● WRITTEN REQUEST: Keep the pictures out and restate every record exactly.

[Data excerpts]
-.-.-

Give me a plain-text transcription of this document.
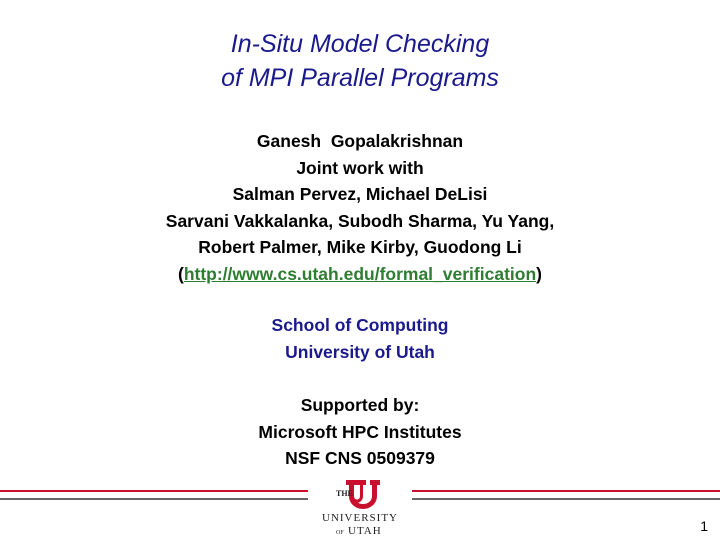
In-Situ Model Checking
of MPI Parallel Programs
Ganesh  Gopalakrishnan
Joint work with
Salman Pervez, Michael DeLisi
Sarvani Vakkalanka, Subodh Sharma, Yu Yang,
Robert Palmer, Mike Kirby, Guodong Li
(http://www.cs.utah.edu/formal_verification)
School of Computing
University of Utah
Supported by:
Microsoft HPC Institutes
NSF CNS 0509379
THE
UNIVERSITY
OF UTAH	1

-.-.-

● TASK SOLUTION:
Give me a plain-text transcription of this document.
In-Situ Model Checking
of MPI Parallel Programs
Ganesh  Gopalakrishnan
Joint work with
Salman Pervez, Michael DeLisi
Sarvani Vakkalanka, Subodh Sharma, Yu Yang,
Robert Palmer, Mike Kirby, Guodong Li
(http://www.cs.utah.edu/formal_verification)
School of Computing
University of Utah
Supported by:
Microsoft HPC Institutes
NSF CNS 0509379
THE
UNIVERSITY
OF UTAH	1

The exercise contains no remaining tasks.